[Stored data entries]

★ ★ ★ ★ ★ ★ ★

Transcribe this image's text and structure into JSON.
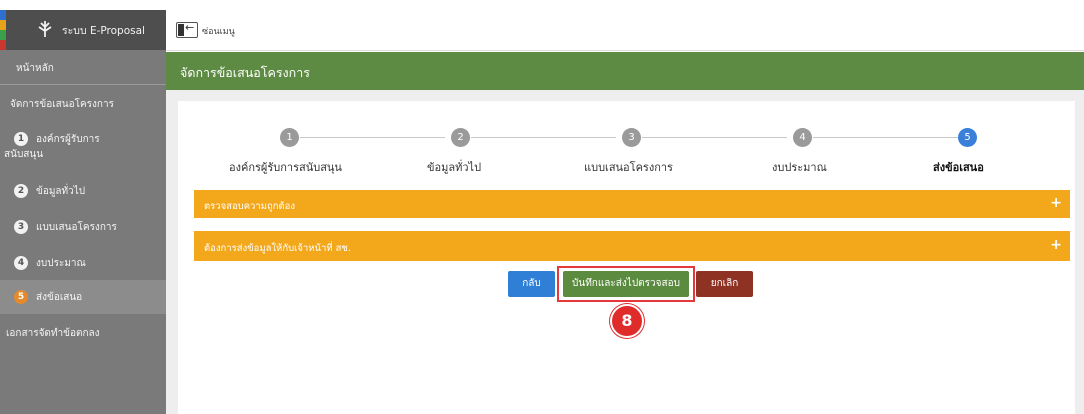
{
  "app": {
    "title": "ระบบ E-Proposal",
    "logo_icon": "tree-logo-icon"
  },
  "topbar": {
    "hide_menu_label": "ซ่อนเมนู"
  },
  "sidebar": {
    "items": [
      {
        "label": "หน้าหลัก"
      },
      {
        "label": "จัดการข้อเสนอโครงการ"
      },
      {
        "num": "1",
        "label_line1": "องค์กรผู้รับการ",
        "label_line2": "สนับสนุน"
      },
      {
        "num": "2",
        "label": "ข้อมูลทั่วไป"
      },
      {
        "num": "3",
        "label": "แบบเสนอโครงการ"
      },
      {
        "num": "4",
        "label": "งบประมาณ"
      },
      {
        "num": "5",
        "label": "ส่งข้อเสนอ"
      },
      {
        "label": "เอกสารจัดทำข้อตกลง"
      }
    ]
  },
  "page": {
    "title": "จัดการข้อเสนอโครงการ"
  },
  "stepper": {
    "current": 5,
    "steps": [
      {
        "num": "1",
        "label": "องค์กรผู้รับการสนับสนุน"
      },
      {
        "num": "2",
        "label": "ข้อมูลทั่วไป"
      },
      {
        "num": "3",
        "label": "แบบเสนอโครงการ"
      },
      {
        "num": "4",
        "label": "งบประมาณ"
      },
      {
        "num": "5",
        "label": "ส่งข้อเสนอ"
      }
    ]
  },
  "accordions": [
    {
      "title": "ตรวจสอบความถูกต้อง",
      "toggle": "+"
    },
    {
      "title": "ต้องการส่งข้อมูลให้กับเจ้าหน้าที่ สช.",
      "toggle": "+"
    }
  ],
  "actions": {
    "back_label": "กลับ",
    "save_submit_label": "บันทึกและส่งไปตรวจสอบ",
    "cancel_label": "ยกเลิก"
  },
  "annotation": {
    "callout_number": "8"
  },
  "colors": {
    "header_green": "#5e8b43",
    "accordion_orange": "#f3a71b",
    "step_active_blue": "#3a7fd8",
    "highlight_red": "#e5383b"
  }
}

★ ★ ★ ★ ★ ★ ★

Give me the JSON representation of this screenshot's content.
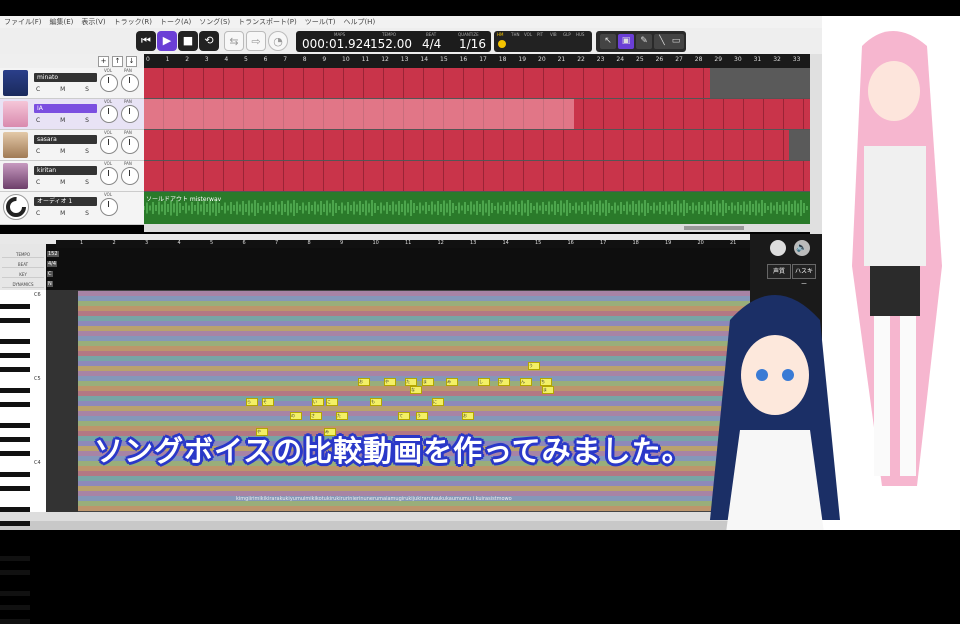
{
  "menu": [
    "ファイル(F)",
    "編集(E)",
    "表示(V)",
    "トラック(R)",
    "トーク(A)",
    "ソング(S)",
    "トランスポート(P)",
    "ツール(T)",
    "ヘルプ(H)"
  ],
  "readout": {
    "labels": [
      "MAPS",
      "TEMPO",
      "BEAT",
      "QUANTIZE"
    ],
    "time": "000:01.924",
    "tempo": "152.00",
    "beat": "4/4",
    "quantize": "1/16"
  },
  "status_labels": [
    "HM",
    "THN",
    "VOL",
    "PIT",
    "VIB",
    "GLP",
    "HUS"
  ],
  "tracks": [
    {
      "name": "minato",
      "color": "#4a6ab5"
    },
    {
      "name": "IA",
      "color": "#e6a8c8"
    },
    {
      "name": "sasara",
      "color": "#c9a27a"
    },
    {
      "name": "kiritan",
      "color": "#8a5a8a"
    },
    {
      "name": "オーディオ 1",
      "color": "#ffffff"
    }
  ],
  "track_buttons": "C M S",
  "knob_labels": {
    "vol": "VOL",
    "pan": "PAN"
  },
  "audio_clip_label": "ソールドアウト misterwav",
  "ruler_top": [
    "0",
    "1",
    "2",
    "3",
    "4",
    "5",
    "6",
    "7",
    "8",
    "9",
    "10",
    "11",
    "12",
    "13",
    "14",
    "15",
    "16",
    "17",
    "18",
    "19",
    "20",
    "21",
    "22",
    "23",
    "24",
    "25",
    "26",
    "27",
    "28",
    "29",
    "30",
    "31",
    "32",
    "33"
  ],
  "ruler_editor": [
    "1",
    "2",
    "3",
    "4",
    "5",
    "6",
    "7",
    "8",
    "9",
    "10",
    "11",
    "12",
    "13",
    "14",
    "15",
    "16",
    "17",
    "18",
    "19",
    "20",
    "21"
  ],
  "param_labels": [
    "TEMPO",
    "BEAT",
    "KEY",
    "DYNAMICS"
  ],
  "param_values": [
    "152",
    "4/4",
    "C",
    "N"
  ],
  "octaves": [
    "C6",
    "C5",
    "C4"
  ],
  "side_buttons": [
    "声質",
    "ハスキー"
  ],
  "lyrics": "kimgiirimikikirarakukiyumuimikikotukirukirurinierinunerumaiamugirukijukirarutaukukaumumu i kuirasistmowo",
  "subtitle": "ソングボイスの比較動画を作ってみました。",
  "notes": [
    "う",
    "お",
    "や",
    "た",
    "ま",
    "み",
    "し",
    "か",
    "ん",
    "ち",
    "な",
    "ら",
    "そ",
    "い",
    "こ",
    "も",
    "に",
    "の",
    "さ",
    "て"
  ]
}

★ ★ ★ ★ ★ ★ ★

## Work instructions
Gather up every line in the data above that contains the word "อเสนอโครงการ", copying each one.

## Written reply
        "label": "จัดการข้อเสนอโครงการ"
    "title": "จัดการข้อเสนอโครงการ"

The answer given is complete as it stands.